**TASK INPUTS**
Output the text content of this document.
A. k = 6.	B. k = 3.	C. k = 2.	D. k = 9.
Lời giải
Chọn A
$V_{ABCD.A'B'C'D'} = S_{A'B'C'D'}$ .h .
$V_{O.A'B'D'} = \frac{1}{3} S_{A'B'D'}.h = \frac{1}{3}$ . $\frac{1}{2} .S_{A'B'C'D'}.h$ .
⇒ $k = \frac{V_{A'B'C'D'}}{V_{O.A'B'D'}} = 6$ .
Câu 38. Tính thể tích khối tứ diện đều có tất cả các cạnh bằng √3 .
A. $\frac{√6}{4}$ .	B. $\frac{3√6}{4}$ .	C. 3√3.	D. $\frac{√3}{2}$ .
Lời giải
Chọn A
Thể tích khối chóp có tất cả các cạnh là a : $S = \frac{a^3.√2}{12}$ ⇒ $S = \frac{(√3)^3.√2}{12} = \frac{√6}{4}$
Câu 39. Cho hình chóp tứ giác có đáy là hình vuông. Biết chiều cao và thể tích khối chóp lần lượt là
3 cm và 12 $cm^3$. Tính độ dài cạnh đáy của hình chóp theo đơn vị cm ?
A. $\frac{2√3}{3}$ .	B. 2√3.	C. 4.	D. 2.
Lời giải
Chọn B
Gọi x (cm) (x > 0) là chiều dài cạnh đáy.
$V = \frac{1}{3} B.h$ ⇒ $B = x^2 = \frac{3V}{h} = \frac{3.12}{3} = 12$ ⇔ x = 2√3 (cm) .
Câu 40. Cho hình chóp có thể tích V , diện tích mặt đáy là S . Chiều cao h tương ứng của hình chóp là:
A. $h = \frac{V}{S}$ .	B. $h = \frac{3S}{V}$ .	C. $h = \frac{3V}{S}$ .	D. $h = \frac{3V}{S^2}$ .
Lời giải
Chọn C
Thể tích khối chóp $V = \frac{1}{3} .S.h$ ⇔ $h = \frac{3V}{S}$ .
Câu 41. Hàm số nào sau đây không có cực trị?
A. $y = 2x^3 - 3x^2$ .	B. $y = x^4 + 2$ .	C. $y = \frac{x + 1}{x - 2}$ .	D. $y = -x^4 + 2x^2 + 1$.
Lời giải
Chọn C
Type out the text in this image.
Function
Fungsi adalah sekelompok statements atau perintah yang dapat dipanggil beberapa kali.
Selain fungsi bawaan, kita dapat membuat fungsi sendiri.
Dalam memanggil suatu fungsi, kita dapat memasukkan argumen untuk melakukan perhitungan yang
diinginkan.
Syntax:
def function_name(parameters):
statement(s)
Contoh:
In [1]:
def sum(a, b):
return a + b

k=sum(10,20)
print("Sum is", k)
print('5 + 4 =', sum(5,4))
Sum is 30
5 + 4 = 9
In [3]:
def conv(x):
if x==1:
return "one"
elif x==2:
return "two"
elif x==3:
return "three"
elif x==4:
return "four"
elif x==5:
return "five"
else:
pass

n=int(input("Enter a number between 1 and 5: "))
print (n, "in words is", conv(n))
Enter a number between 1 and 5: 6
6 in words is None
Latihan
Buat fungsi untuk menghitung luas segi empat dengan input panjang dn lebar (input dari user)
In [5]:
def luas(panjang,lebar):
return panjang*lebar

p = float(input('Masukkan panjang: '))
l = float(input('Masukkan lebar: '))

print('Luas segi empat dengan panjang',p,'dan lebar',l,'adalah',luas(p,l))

**WHAT THE TASK REQUIRES**
Select every line of the records holding the string "yang".

**RESPONSE TO THE TASK**
Fungsi adalah sekelompok statements atau perintah yang dapat dipanggil beberapa kali.
Dalam memanggil suatu fungsi, kita dapat memasukkan argumen untuk melakukan perhitungan yang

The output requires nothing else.